Extracted records:
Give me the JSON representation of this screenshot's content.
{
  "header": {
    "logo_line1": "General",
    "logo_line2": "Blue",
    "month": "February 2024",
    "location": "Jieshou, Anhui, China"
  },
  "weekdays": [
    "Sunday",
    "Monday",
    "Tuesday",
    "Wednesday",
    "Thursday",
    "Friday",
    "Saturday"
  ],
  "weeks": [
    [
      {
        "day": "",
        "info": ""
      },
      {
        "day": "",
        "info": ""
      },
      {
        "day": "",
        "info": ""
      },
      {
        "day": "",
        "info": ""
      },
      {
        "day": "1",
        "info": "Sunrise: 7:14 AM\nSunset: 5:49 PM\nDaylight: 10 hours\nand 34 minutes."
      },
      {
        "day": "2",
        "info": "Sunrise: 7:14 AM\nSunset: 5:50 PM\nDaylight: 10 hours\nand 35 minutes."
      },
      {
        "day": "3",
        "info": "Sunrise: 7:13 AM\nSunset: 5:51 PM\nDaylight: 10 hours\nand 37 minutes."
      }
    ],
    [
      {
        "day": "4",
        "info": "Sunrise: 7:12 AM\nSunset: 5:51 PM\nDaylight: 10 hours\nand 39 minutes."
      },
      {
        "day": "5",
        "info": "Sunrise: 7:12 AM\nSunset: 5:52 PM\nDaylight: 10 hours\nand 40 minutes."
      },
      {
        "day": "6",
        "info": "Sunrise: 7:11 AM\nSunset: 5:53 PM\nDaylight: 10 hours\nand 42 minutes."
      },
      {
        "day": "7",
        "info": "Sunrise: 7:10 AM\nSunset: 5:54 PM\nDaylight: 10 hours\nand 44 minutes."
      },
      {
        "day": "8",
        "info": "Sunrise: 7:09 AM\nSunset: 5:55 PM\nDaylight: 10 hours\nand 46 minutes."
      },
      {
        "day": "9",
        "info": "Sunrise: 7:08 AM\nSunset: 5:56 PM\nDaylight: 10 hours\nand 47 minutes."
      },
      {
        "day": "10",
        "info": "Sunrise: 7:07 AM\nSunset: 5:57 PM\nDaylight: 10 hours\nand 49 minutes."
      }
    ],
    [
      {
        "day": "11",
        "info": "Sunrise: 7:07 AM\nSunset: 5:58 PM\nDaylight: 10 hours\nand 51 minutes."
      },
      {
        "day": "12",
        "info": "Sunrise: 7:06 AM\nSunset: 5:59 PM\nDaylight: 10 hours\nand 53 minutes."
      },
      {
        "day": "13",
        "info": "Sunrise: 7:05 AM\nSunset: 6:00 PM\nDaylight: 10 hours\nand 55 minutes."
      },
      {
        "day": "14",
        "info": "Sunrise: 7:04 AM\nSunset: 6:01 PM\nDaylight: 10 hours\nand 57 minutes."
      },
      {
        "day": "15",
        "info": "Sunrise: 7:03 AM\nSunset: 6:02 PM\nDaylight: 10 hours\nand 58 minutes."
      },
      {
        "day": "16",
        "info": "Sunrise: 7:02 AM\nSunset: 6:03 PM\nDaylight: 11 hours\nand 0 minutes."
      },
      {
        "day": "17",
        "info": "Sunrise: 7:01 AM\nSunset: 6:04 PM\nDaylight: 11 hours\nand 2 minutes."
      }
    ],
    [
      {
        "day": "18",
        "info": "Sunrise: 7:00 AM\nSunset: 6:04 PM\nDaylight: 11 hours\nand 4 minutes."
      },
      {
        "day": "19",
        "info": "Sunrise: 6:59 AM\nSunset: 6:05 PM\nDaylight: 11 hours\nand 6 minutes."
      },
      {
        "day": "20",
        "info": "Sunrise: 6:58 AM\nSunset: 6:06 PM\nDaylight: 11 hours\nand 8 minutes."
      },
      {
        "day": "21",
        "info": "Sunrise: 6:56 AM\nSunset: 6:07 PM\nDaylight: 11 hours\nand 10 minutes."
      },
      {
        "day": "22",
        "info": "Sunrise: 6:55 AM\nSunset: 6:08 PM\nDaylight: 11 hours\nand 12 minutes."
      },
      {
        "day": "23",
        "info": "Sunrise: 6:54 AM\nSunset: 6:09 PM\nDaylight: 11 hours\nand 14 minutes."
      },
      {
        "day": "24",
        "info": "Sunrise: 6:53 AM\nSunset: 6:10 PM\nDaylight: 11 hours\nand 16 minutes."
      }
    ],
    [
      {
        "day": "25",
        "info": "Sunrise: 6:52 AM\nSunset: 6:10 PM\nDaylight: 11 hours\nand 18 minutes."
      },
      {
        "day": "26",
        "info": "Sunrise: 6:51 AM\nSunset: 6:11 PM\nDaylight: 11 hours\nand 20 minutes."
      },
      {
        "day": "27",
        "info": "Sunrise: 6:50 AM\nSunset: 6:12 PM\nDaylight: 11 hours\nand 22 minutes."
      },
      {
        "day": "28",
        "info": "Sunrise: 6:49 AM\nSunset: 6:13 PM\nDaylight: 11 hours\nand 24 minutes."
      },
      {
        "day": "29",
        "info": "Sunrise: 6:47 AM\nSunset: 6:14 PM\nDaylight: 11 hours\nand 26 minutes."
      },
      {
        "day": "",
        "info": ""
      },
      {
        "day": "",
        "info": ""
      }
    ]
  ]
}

Work to complete - Retype the material in full. Each word must match.

In response -
Give me the JSON representation of this screenshot's content.
{
  "header": {
    "logo_line1": "General",
    "logo_line2": "Blue",
    "month": "February 2024",
    "location": "Jieshou, Anhui, China"
  },
  "weekdays": [
    "Sunday",
    "Monday",
    "Tuesday",
    "Wednesday",
    "Thursday",
    "Friday",
    "Saturday"
  ],
  "weeks": [
    [
      {
        "day": "",
        "info": ""
      },
      {
        "day": "",
        "info": ""
      },
      {
        "day": "",
        "info": ""
      },
      {
        "day": "",
        "info": ""
      },
      {
        "day": "1",
        "info": "Sunrise: 7:14 AM\nSunset: 5:49 PM\nDaylight: 10 hours\nand 34 minutes."
      },
      {
        "day": "2",
        "info": "Sunrise: 7:14 AM\nSunset: 5:50 PM\nDaylight: 10 hours\nand 35 minutes."
      },
      {
        "day": "3",
        "info": "Sunrise: 7:13 AM\nSunset: 5:51 PM\nDaylight: 10 hours\nand 37 minutes."
      }
    ],
    [
      {
        "day": "4",
        "info": "Sunrise: 7:12 AM\nSunset: 5:51 PM\nDaylight: 10 hours\nand 39 minutes."
      },
      {
        "day": "5",
        "info": "Sunrise: 7:12 AM\nSunset: 5:52 PM\nDaylight: 10 hours\nand 40 minutes."
      },
      {
        "day": "6",
        "info": "Sunrise: 7:11 AM\nSunset: 5:53 PM\nDaylight: 10 hours\nand 42 minutes."
      },
      {
        "day": "7",
        "info": "Sunrise: 7:10 AM\nSunset: 5:54 PM\nDaylight: 10 hours\nand 44 minutes."
      },
      {
        "day": "8",
        "info": "Sunrise: 7:09 AM\nSunset: 5:55 PM\nDaylight: 10 hours\nand 46 minutes."
      },
      {
        "day": "9",
        "info": "Sunrise: 7:08 AM\nSunset: 5:56 PM\nDaylight: 10 hours\nand 47 minutes."
      },
      {
        "day": "10",
        "info": "Sunrise: 7:07 AM\nSunset: 5:57 PM\nDaylight: 10 hours\nand 49 minutes."
      }
    ],
    [
      {
        "day": "11",
        "info": "Sunrise: 7:07 AM\nSunset: 5:58 PM\nDaylight: 10 hours\nand 51 minutes."
      },
      {
        "day": "12",
        "info": "Sunrise: 7:06 AM\nSunset: 5:59 PM\nDaylight: 10 hours\nand 53 minutes."
      },
      {
        "day": "13",
        "info": "Sunrise: 7:05 AM\nSunset: 6:00 PM\nDaylight: 10 hours\nand 55 minutes."
      },
      {
        "day": "14",
        "info": "Sunrise: 7:04 AM\nSunset: 6:01 PM\nDaylight: 10 hours\nand 57 minutes."
      },
      {
        "day": "15",
        "info": "Sunrise: 7:03 AM\nSunset: 6:02 PM\nDaylight: 10 hours\nand 58 minutes."
      },
      {
        "day": "16",
        "info": "Sunrise: 7:02 AM\nSunset: 6:03 PM\nDaylight: 11 hours\nand 0 minutes."
      },
      {
        "day": "17",
        "info": "Sunrise: 7:01 AM\nSunset: 6:04 PM\nDaylight: 11 hours\nand 2 minutes."
      }
    ],
    [
      {
        "day": "18",
        "info": "Sunrise: 7:00 AM\nSunset: 6:04 PM\nDaylight: 11 hours\nand 4 minutes."
      },
      {
        "day": "19",
        "info": "Sunrise: 6:59 AM\nSunset: 6:05 PM\nDaylight: 11 hours\nand 6 minutes."
      },
      {
        "day": "20",
        "info": "Sunrise: 6:58 AM\nSunset: 6:06 PM\nDaylight: 11 hours\nand 8 minutes."
      },
      {
        "day": "21",
        "info": "Sunrise: 6:56 AM\nSunset: 6:07 PM\nDaylight: 11 hours\nand 10 minutes."
      },
      {
        "day": "22",
        "info": "Sunrise: 6:55 AM\nSunset: 6:08 PM\nDaylight: 11 hours\nand 12 minutes."
      },
      {
        "day": "23",
        "info": "Sunrise: 6:54 AM\nSunset: 6:09 PM\nDaylight: 11 hours\nand 14 minutes."
      },
      {
        "day": "24",
        "info": "Sunrise: 6:53 AM\nSunset: 6:10 PM\nDaylight: 11 hours\nand 16 minutes."
      }
    ],
    [
      {
        "day": "25",
        "info": "Sunrise: 6:52 AM\nSunset: 6:10 PM\nDaylight: 11 hours\nand 18 minutes."
      },
      {
        "day": "26",
        "info": "Sunrise: 6:51 AM\nSunset: 6:11 PM\nDaylight: 11 hours\nand 20 minutes."
      },
      {
        "day": "27",
        "info": "Sunrise: 6:50 AM\nSunset: 6:12 PM\nDaylight: 11 hours\nand 22 minutes."
      },
      {
        "day": "28",
        "info": "Sunrise: 6:49 AM\nSunset: 6:13 PM\nDaylight: 11 hours\nand 24 minutes."
      },
      {
        "day": "29",
        "info": "Sunrise: 6:47 AM\nSunset: 6:14 PM\nDaylight: 11 hours\nand 26 minutes."
      },
      {
        "day": "",
        "info": ""
      },
      {
        "day": "",
        "info": ""
      }
    ]
  ]
}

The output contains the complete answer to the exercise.